** Stored data **
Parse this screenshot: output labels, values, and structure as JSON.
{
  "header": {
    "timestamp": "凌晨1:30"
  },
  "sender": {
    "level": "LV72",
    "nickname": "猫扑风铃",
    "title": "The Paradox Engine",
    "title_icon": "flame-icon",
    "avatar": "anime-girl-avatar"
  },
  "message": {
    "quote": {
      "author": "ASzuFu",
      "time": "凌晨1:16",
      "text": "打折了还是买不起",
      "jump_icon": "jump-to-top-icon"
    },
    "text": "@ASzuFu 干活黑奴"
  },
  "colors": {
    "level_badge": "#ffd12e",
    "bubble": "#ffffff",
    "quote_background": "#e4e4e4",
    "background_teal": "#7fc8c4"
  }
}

** Exercise **
Return the whole listing exactly.

** Written solution **
Parse this screenshot: output labels, values, and structure as JSON.
{
  "header": {
    "timestamp": "凌晨1:30"
  },
  "sender": {
    "level": "LV72",
    "nickname": "猫扑风铃",
    "title": "The Paradox Engine",
    "title_icon": "flame-icon",
    "avatar": "anime-girl-avatar"
  },
  "message": {
    "quote": {
      "author": "ASzuFu",
      "time": "凌晨1:16",
      "text": "打折了还是买不起",
      "jump_icon": "jump-to-top-icon"
    },
    "text": "@ASzuFu 干活黑奴"
  },
  "colors": {
    "level_badge": "#ffd12e",
    "bubble": "#ffffff",
    "quote_background": "#e4e4e4",
    "background_teal": "#7fc8c4"
  }
}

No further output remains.